>> begin Provided material

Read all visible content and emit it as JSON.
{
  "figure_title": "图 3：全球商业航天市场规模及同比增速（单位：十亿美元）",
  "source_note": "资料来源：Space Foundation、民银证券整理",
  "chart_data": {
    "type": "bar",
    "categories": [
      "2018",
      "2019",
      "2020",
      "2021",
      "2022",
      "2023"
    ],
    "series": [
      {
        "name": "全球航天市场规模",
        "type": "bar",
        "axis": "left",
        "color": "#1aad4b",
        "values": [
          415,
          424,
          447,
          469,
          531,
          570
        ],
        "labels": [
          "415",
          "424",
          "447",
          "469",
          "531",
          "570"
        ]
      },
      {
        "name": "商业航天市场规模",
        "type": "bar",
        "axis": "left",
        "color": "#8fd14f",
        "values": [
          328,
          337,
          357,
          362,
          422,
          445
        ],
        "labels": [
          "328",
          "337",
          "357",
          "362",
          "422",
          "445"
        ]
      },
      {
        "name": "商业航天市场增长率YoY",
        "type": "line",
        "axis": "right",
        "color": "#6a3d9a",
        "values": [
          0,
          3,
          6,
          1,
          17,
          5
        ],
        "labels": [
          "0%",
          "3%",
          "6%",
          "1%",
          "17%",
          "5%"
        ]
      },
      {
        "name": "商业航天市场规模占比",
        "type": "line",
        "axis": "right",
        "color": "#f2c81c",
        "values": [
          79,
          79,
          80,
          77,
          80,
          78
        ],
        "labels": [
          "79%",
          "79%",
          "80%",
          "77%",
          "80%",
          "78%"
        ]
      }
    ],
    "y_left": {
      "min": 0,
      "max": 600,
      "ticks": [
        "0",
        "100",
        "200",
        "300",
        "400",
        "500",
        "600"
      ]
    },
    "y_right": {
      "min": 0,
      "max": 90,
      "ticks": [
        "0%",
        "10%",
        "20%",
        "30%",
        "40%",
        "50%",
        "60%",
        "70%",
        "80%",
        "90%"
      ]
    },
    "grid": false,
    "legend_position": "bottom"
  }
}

>> end Provided material

## Aim of the task
Locate all lines that include the word "color" and copy them out.

## Solution to the problem
        "color": "#1aad4b",
        "color": "#8fd14f",
        "color": "#6a3d9a",
        "color": "#f2c81c",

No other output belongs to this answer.